Task objective — Return all lines below containing the word "label".

Source data —
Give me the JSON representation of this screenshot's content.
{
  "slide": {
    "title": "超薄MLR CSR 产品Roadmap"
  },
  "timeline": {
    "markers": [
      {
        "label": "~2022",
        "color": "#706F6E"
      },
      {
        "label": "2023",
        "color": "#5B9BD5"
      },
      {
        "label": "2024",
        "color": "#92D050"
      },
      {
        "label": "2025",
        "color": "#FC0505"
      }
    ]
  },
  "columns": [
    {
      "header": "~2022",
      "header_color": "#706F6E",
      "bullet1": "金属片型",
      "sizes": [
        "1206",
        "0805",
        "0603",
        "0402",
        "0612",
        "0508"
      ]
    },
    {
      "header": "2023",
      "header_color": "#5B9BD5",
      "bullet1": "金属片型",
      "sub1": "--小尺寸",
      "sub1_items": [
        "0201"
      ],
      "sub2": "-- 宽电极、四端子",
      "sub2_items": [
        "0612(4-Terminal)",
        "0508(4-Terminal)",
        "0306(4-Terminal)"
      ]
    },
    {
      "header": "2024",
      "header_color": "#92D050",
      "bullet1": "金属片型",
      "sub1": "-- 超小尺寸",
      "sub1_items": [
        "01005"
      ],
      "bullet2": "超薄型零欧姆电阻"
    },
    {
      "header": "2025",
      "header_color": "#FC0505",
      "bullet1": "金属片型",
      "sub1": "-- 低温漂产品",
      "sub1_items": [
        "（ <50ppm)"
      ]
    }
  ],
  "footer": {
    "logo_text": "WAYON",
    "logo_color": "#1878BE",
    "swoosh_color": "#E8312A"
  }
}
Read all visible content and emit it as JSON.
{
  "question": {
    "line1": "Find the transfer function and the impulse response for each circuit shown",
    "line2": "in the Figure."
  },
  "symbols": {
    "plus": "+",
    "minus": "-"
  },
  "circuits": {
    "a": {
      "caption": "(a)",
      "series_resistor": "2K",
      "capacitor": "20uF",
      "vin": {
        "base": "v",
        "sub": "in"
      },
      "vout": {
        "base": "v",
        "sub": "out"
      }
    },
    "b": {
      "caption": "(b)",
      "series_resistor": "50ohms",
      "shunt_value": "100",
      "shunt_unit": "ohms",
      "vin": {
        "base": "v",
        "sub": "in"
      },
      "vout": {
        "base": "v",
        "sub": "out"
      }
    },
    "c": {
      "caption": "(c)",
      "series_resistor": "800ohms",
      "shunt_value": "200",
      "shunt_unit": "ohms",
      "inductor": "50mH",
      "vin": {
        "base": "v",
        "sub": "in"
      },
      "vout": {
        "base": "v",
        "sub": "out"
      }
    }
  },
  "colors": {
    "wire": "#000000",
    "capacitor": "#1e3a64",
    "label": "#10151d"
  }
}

Result for this exercise —
        "label": "~2022",
        "label": "2023",
        "label": "2024",
        "label": "2025",
    "label": "#10151d"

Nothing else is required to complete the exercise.